§ **Data provided**:
## Start

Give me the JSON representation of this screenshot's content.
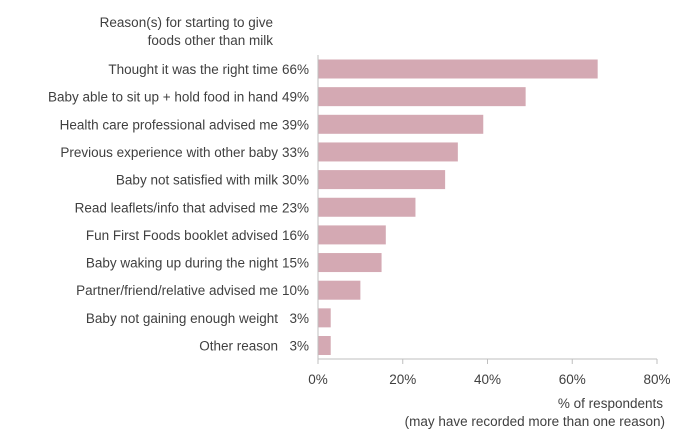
{
  "chart_data": {
    "type": "bar",
    "orientation": "horizontal",
    "category_header": [
      "Reason(s) for starting to give",
      "foods other than milk"
    ],
    "categories": [
      "Thought it was the right time",
      "Baby able to sit up + hold food in hand",
      "Health care professional advised me",
      "Previous experience with other baby",
      "Baby not satisfied with milk",
      "Read leaflets/info that advised me",
      "Fun First Foods booklet advised",
      "Baby waking up during the night",
      "Partner/friend/relative advised me",
      "Baby not gaining enough weight",
      "Other reason"
    ],
    "values": [
      66,
      49,
      39,
      33,
      30,
      23,
      16,
      15,
      10,
      3,
      3
    ],
    "value_labels": [
      "66%",
      "49%",
      "39%",
      "33%",
      "30%",
      "23%",
      "16%",
      "15%",
      "10%",
      "3%",
      "3%"
    ],
    "xlim": [
      0,
      80
    ],
    "xticks": [
      0,
      20,
      40,
      60,
      80
    ],
    "xtick_labels": [
      "0%",
      "20%",
      "40%",
      "60%",
      "80%"
    ],
    "xlabel": [
      "% of respondents",
      "(may have recorded more than one reason)"
    ],
    "bar_color": "#d4a9b3",
    "axis_color": "#bfbfbf",
    "grid": false,
    "legend": "none"
  }
}
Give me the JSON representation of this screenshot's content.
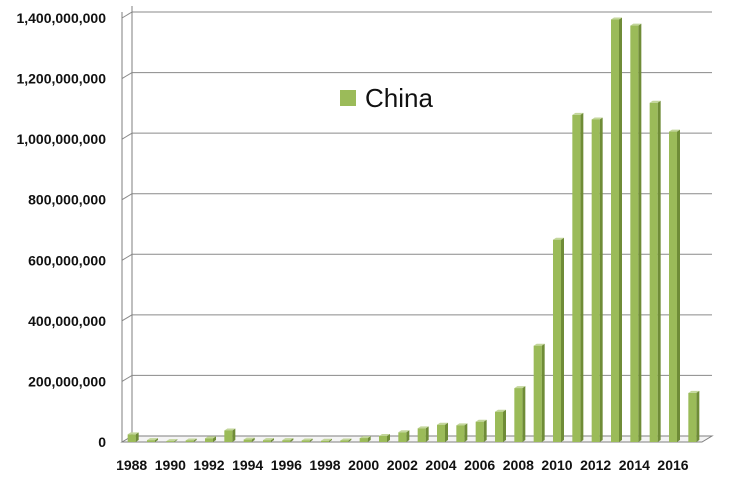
{
  "chart_data": {
    "type": "bar",
    "title": "",
    "xlabel": "",
    "ylabel": "",
    "ylim": [
      0,
      1400000000
    ],
    "y_ticks": [
      0,
      200000000,
      400000000,
      600000000,
      800000000,
      1000000000,
      1200000000,
      1400000000
    ],
    "y_tick_labels": [
      "0",
      "200,000,000",
      "400,000,000",
      "600,000,000",
      "800,000,000",
      "1,000,000,000",
      "1,200,000,000",
      "1,400,000,000"
    ],
    "categories": [
      "1988",
      "1989",
      "1990",
      "1991",
      "1992",
      "1993",
      "1994",
      "1995",
      "1996",
      "1997",
      "1998",
      "1999",
      "2000",
      "2001",
      "2002",
      "2003",
      "2004",
      "2005",
      "2006",
      "2007",
      "2008",
      "2009",
      "2010",
      "2011",
      "2012",
      "2013",
      "2014",
      "2015",
      "2016",
      "2017"
    ],
    "x_tick_labels": [
      "1988",
      "1990",
      "1992",
      "1994",
      "1996",
      "1998",
      "2000",
      "2002",
      "2004",
      "2006",
      "2008",
      "2010",
      "2012",
      "2014",
      "2016"
    ],
    "series": [
      {
        "name": "China",
        "values": [
          25000000,
          6000000,
          3000000,
          5000000,
          12000000,
          38000000,
          8000000,
          6000000,
          6000000,
          5000000,
          4000000,
          5000000,
          13000000,
          20000000,
          32000000,
          45000000,
          57000000,
          55000000,
          67000000,
          100000000,
          178000000,
          318000000,
          668000000,
          1080000000,
          1065000000,
          1395000000,
          1375000000,
          1120000000,
          1025000000,
          162000000
        ]
      }
    ],
    "grid": true,
    "legend_position": "top-center",
    "colors": {
      "bar_front": "#9bbb59",
      "bar_side": "#6f8c37",
      "bar_top": "#c3d69b",
      "grid": "#8a8a8a",
      "axis": "#7f7f7f",
      "legend": "#9bbb59"
    }
  }
}
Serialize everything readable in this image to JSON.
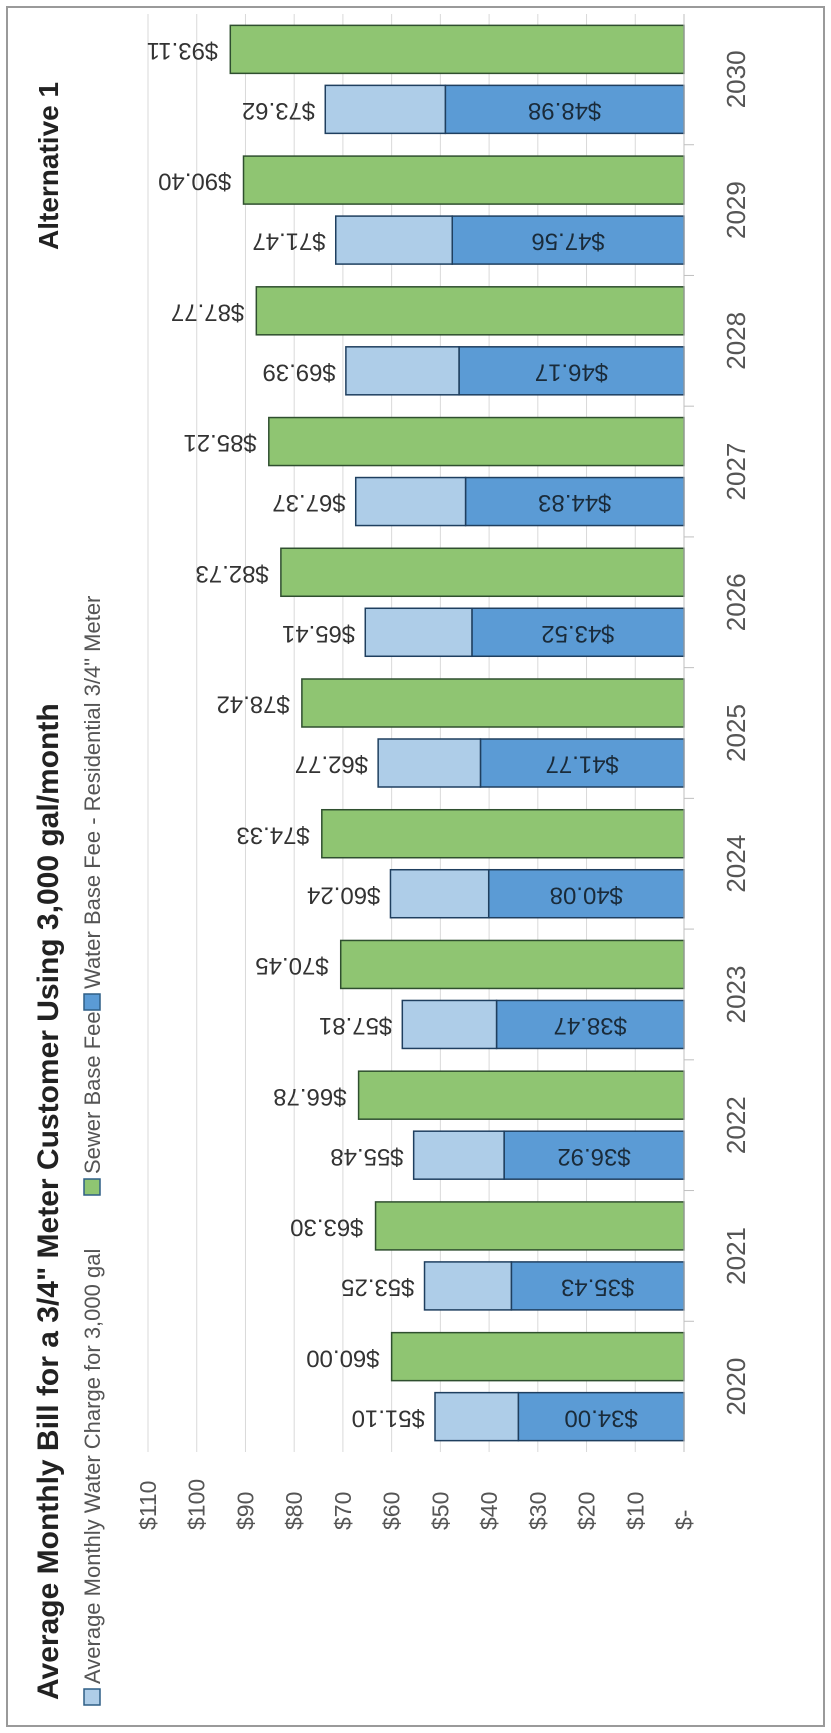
{
  "chart_data": {
    "type": "bar",
    "title": "Average Monthly Bill for a 3/4\" Meter Customer Using 3,000 gal/month",
    "subtitle": "Alternative 1",
    "categories": [
      "2020",
      "2021",
      "2022",
      "2023",
      "2024",
      "2025",
      "2026",
      "2027",
      "2028",
      "2029",
      "2030"
    ],
    "series": [
      {
        "name": "Average Monthly Water Charge for 3,000 gal",
        "stack": "water",
        "color": "#aecde8",
        "values": [
          17.1,
          17.82,
          18.56,
          19.34,
          20.16,
          21.0,
          21.89,
          22.54,
          23.22,
          23.91,
          24.64
        ],
        "labels": [
          "$51.10",
          "$53.25",
          "$55.48",
          "$57.81",
          "$60.24",
          "$62.77",
          "$65.41",
          "$67.37",
          "$69.39",
          "$71.47",
          "$73.62"
        ]
      },
      {
        "name": "Sewer Base Fee",
        "stack": "sewer",
        "color": "#8fc572",
        "values": [
          60.0,
          63.3,
          66.78,
          70.45,
          74.33,
          78.42,
          82.73,
          85.21,
          87.77,
          90.4,
          93.11
        ],
        "labels": [
          "$60.00",
          "$63.30",
          "$66.78",
          "$70.45",
          "$74.33",
          "$78.42",
          "$82.73",
          "$85.21",
          "$87.77",
          "$90.40",
          "$93.11"
        ]
      },
      {
        "name": "Water Base Fee - Residential 3/4\" Meter",
        "stack": "water",
        "color": "#5b9bd5",
        "values": [
          34.0,
          35.43,
          36.92,
          38.47,
          40.08,
          41.77,
          43.52,
          44.83,
          46.17,
          47.56,
          48.98
        ],
        "labels": [
          "$34.00",
          "$35.43",
          "$36.92",
          "$38.47",
          "$40.08",
          "$41.77",
          "$43.52",
          "$44.83",
          "$46.17",
          "$47.56",
          "$48.98"
        ]
      }
    ],
    "ylim": [
      0,
      110
    ],
    "yticks": [
      "$-",
      "$10",
      "$20",
      "$30",
      "$40",
      "$50",
      "$60",
      "$70",
      "$80",
      "$90",
      "$100",
      "$110"
    ],
    "grid": true,
    "legend": "top"
  }
}
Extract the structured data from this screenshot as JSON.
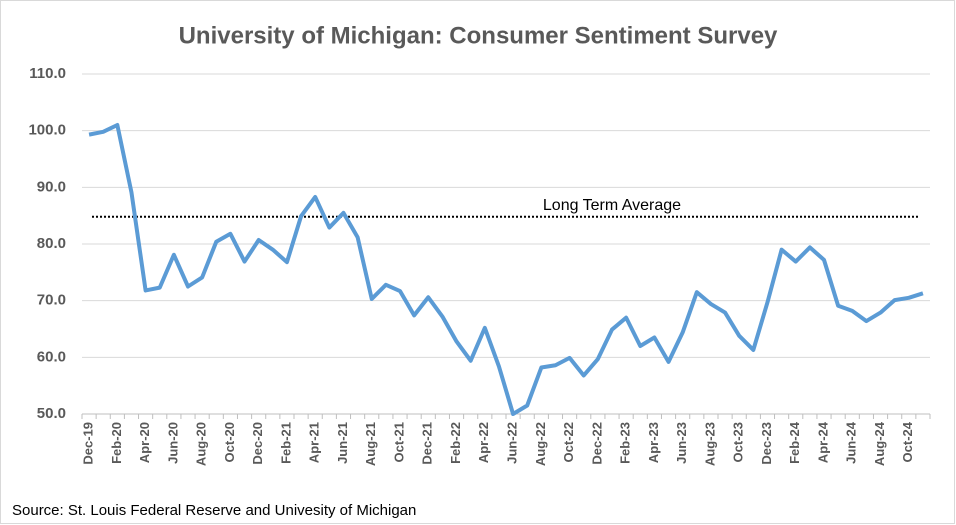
{
  "chart_data": {
    "type": "line",
    "title": "University of Michigan: Consumer Sentiment Survey",
    "source": "Source: St. Louis Federal Reserve and Univesity of Michigan",
    "categories": [
      "Dec-19",
      null,
      "Feb-20",
      null,
      "Apr-20",
      null,
      "Jun-20",
      null,
      "Aug-20",
      null,
      "Oct-20",
      null,
      "Dec-20",
      null,
      "Feb-21",
      null,
      "Apr-21",
      null,
      "Jun-21",
      null,
      "Aug-21",
      null,
      "Oct-21",
      null,
      "Dec-21",
      null,
      "Feb-22",
      null,
      "Apr-22",
      null,
      "Jun-22",
      null,
      "Aug-22",
      null,
      "Oct-22",
      null,
      "Dec-22",
      null,
      "Feb-23",
      null,
      "Apr-23",
      null,
      "Jun-23",
      null,
      "Aug-23",
      null,
      "Oct-23",
      null,
      "Dec-23",
      null,
      "Feb-24",
      null,
      "Apr-24",
      null,
      "Jun-24",
      null,
      "Aug-24",
      null,
      "Oct-24",
      null
    ],
    "values": [
      99.3,
      99.8,
      101.0,
      89.1,
      71.8,
      72.3,
      78.1,
      72.5,
      74.1,
      80.4,
      81.8,
      76.9,
      80.7,
      79.0,
      76.8,
      84.9,
      88.3,
      82.9,
      85.5,
      81.2,
      70.3,
      72.8,
      71.7,
      67.4,
      70.6,
      67.2,
      62.8,
      59.4,
      65.2,
      58.4,
      50.0,
      51.5,
      58.2,
      58.6,
      59.9,
      56.8,
      59.7,
      64.9,
      67.0,
      62.0,
      63.5,
      59.2,
      64.4,
      71.5,
      69.4,
      67.9,
      63.8,
      61.3,
      69.7,
      79.0,
      76.9,
      79.4,
      77.2,
      69.1,
      68.2,
      66.4,
      67.9,
      70.1,
      70.5,
      71.3
    ],
    "color": "#5b9bd5",
    "ylim": [
      50,
      110
    ],
    "yticks": [
      {
        "value": 50,
        "label": "50.0"
      },
      {
        "value": 60,
        "label": "60.0"
      },
      {
        "value": 70,
        "label": "70.0"
      },
      {
        "value": 80,
        "label": "80.0"
      },
      {
        "value": 90,
        "label": "90.0"
      },
      {
        "value": 100,
        "label": "100.0"
      },
      {
        "value": 110,
        "label": "110.0"
      }
    ],
    "grid": true,
    "reference_line": {
      "label": "Long Term Average",
      "value": 84.8
    }
  }
}
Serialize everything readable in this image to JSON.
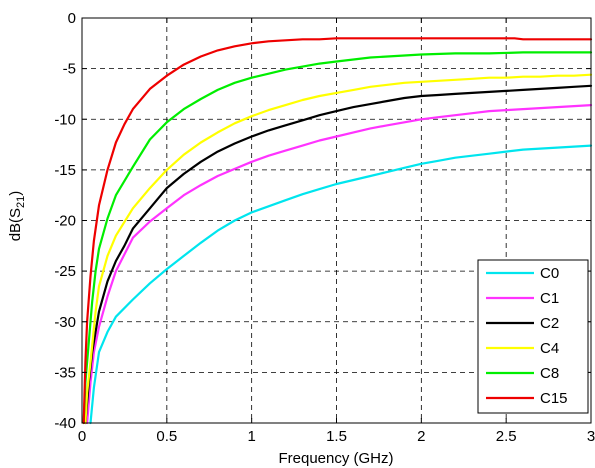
{
  "chart_data": {
    "type": "line",
    "title": "",
    "xlabel": "Frequency (GHz)",
    "ylabel_parts": {
      "main": "dB(S",
      "sub": "21",
      "end": ")"
    },
    "xlim": [
      0,
      3
    ],
    "ylim": [
      -40,
      0
    ],
    "x_ticks": [
      0,
      0.5,
      1,
      1.5,
      2,
      2.5,
      3
    ],
    "x_tick_labels": [
      "0",
      "0.5",
      "1",
      "1.5",
      "2",
      "2.5",
      "3"
    ],
    "y_ticks": [
      -40,
      -35,
      -30,
      -25,
      -20,
      -15,
      -10,
      -5,
      0
    ],
    "y_tick_labels": [
      "-40",
      "-35",
      "-30",
      "-25",
      "-20",
      "-15",
      "-10",
      "-5",
      "0"
    ],
    "grid": true,
    "grid_style": "dashed",
    "legend_position": "bottom-right",
    "series": [
      {
        "name": "C0",
        "color": "#00e5ee",
        "points": [
          [
            0.05,
            -40
          ],
          [
            0.07,
            -36.5
          ],
          [
            0.1,
            -33
          ],
          [
            0.15,
            -31
          ],
          [
            0.2,
            -29.5
          ],
          [
            0.3,
            -27.8
          ],
          [
            0.4,
            -26.2
          ],
          [
            0.5,
            -24.8
          ],
          [
            0.6,
            -23.5
          ],
          [
            0.7,
            -22.2
          ],
          [
            0.8,
            -21
          ],
          [
            0.9,
            -20
          ],
          [
            1.0,
            -19.2
          ],
          [
            1.1,
            -18.6
          ],
          [
            1.2,
            -18
          ],
          [
            1.3,
            -17.4
          ],
          [
            1.4,
            -16.9
          ],
          [
            1.5,
            -16.4
          ],
          [
            1.6,
            -16
          ],
          [
            1.7,
            -15.6
          ],
          [
            1.8,
            -15.2
          ],
          [
            1.9,
            -14.8
          ],
          [
            2.0,
            -14.4
          ],
          [
            2.1,
            -14.1
          ],
          [
            2.2,
            -13.8
          ],
          [
            2.3,
            -13.6
          ],
          [
            2.4,
            -13.4
          ],
          [
            2.5,
            -13.2
          ],
          [
            2.6,
            -13
          ],
          [
            2.7,
            -12.9
          ],
          [
            2.8,
            -12.8
          ],
          [
            2.9,
            -12.7
          ],
          [
            3.0,
            -12.6
          ]
        ]
      },
      {
        "name": "C1",
        "color": "#ff33ff",
        "points": [
          [
            0.03,
            -40
          ],
          [
            0.05,
            -36
          ],
          [
            0.07,
            -33
          ],
          [
            0.1,
            -30.5
          ],
          [
            0.15,
            -27.5
          ],
          [
            0.2,
            -25
          ],
          [
            0.3,
            -21.7
          ],
          [
            0.4,
            -20.1
          ],
          [
            0.5,
            -18.8
          ],
          [
            0.6,
            -17.5
          ],
          [
            0.7,
            -16.5
          ],
          [
            0.8,
            -15.6
          ],
          [
            0.9,
            -14.9
          ],
          [
            1.0,
            -14.2
          ],
          [
            1.1,
            -13.6
          ],
          [
            1.2,
            -13.1
          ],
          [
            1.3,
            -12.6
          ],
          [
            1.4,
            -12.1
          ],
          [
            1.5,
            -11.7
          ],
          [
            1.6,
            -11.3
          ],
          [
            1.7,
            -10.9
          ],
          [
            1.8,
            -10.6
          ],
          [
            1.9,
            -10.3
          ],
          [
            2.0,
            -10
          ],
          [
            2.1,
            -9.8
          ],
          [
            2.2,
            -9.6
          ],
          [
            2.3,
            -9.4
          ],
          [
            2.4,
            -9.2
          ],
          [
            2.5,
            -9.1
          ],
          [
            2.6,
            -9
          ],
          [
            2.7,
            -8.9
          ],
          [
            2.8,
            -8.8
          ],
          [
            2.9,
            -8.7
          ],
          [
            3.0,
            -8.6
          ]
        ]
      },
      {
        "name": "C2",
        "color": "#000000",
        "points": [
          [
            0.02,
            -40
          ],
          [
            0.04,
            -36
          ],
          [
            0.06,
            -33
          ],
          [
            0.1,
            -29
          ],
          [
            0.15,
            -26
          ],
          [
            0.2,
            -24
          ],
          [
            0.25,
            -22.5
          ],
          [
            0.3,
            -20.8
          ],
          [
            0.4,
            -18.8
          ],
          [
            0.5,
            -16.8
          ],
          [
            0.6,
            -15.4
          ],
          [
            0.7,
            -14.2
          ],
          [
            0.8,
            -13.2
          ],
          [
            0.9,
            -12.4
          ],
          [
            1.0,
            -11.7
          ],
          [
            1.1,
            -11.1
          ],
          [
            1.2,
            -10.6
          ],
          [
            1.3,
            -10.1
          ],
          [
            1.4,
            -9.6
          ],
          [
            1.5,
            -9.2
          ],
          [
            1.6,
            -8.8
          ],
          [
            1.7,
            -8.5
          ],
          [
            1.8,
            -8.2
          ],
          [
            1.9,
            -7.9
          ],
          [
            2.0,
            -7.7
          ],
          [
            2.1,
            -7.6
          ],
          [
            2.2,
            -7.5
          ],
          [
            2.3,
            -7.4
          ],
          [
            2.4,
            -7.3
          ],
          [
            2.5,
            -7.2
          ],
          [
            2.6,
            -7.1
          ],
          [
            2.7,
            -7
          ],
          [
            2.8,
            -6.9
          ],
          [
            2.9,
            -6.8
          ],
          [
            3.0,
            -6.7
          ]
        ]
      },
      {
        "name": "C4",
        "color": "#ffff00",
        "points": [
          [
            0.02,
            -40
          ],
          [
            0.03,
            -37
          ],
          [
            0.05,
            -34
          ],
          [
            0.08,
            -29
          ],
          [
            0.1,
            -26.5
          ],
          [
            0.15,
            -23.5
          ],
          [
            0.2,
            -21.5
          ],
          [
            0.3,
            -18.8
          ],
          [
            0.4,
            -16.8
          ],
          [
            0.5,
            -15
          ],
          [
            0.6,
            -13.5
          ],
          [
            0.7,
            -12.3
          ],
          [
            0.8,
            -11.3
          ],
          [
            0.9,
            -10.4
          ],
          [
            1.0,
            -9.7
          ],
          [
            1.1,
            -9.1
          ],
          [
            1.2,
            -8.6
          ],
          [
            1.3,
            -8.1
          ],
          [
            1.4,
            -7.7
          ],
          [
            1.5,
            -7.4
          ],
          [
            1.6,
            -7.1
          ],
          [
            1.7,
            -6.8
          ],
          [
            1.8,
            -6.6
          ],
          [
            1.9,
            -6.4
          ],
          [
            2.0,
            -6.3
          ],
          [
            2.1,
            -6.2
          ],
          [
            2.2,
            -6.1
          ],
          [
            2.3,
            -6
          ],
          [
            2.4,
            -5.9
          ],
          [
            2.5,
            -5.9
          ],
          [
            2.6,
            -5.8
          ],
          [
            2.7,
            -5.8
          ],
          [
            2.8,
            -5.7
          ],
          [
            2.9,
            -5.7
          ],
          [
            3.0,
            -5.6
          ]
        ]
      },
      {
        "name": "C8",
        "color": "#00ee00",
        "points": [
          [
            0.01,
            -40
          ],
          [
            0.02,
            -36
          ],
          [
            0.04,
            -32
          ],
          [
            0.06,
            -28
          ],
          [
            0.08,
            -25
          ],
          [
            0.1,
            -22.8
          ],
          [
            0.15,
            -19.8
          ],
          [
            0.2,
            -17.5
          ],
          [
            0.3,
            -14.7
          ],
          [
            0.4,
            -12
          ],
          [
            0.5,
            -10.3
          ],
          [
            0.6,
            -9
          ],
          [
            0.7,
            -8
          ],
          [
            0.8,
            -7.1
          ],
          [
            0.9,
            -6.4
          ],
          [
            1.0,
            -5.9
          ],
          [
            1.1,
            -5.5
          ],
          [
            1.2,
            -5.1
          ],
          [
            1.3,
            -4.8
          ],
          [
            1.4,
            -4.5
          ],
          [
            1.5,
            -4.3
          ],
          [
            1.6,
            -4.1
          ],
          [
            1.7,
            -3.9
          ],
          [
            1.8,
            -3.8
          ],
          [
            1.9,
            -3.7
          ],
          [
            2.0,
            -3.6
          ],
          [
            2.2,
            -3.5
          ],
          [
            2.4,
            -3.5
          ],
          [
            2.6,
            -3.4
          ],
          [
            2.8,
            -3.4
          ],
          [
            3.0,
            -3.4
          ]
        ]
      },
      {
        "name": "C15",
        "color": "#ee0000",
        "points": [
          [
            0.01,
            -40
          ],
          [
            0.02,
            -34
          ],
          [
            0.03,
            -30
          ],
          [
            0.05,
            -25.5
          ],
          [
            0.07,
            -22
          ],
          [
            0.1,
            -18.5
          ],
          [
            0.15,
            -15
          ],
          [
            0.2,
            -12.3
          ],
          [
            0.25,
            -10.5
          ],
          [
            0.3,
            -9
          ],
          [
            0.4,
            -7
          ],
          [
            0.5,
            -5.7
          ],
          [
            0.6,
            -4.6
          ],
          [
            0.7,
            -3.8
          ],
          [
            0.8,
            -3.2
          ],
          [
            0.9,
            -2.8
          ],
          [
            1.0,
            -2.5
          ],
          [
            1.1,
            -2.3
          ],
          [
            1.2,
            -2.2
          ],
          [
            1.3,
            -2.1
          ],
          [
            1.4,
            -2.1
          ],
          [
            1.5,
            -2
          ],
          [
            1.6,
            -2
          ],
          [
            1.7,
            -2
          ],
          [
            1.8,
            -2
          ],
          [
            2.0,
            -2
          ],
          [
            2.2,
            -2
          ],
          [
            2.4,
            -2
          ],
          [
            2.55,
            -2
          ],
          [
            2.6,
            -2.1
          ],
          [
            2.8,
            -2.1
          ],
          [
            3.0,
            -2.1
          ]
        ]
      }
    ]
  }
}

## End

Isolate the lines that hold the word "with" and copy all of them.

§ **Answer to the task**:
      "Previous experience with other baby",
      "Baby not satisfied with milk",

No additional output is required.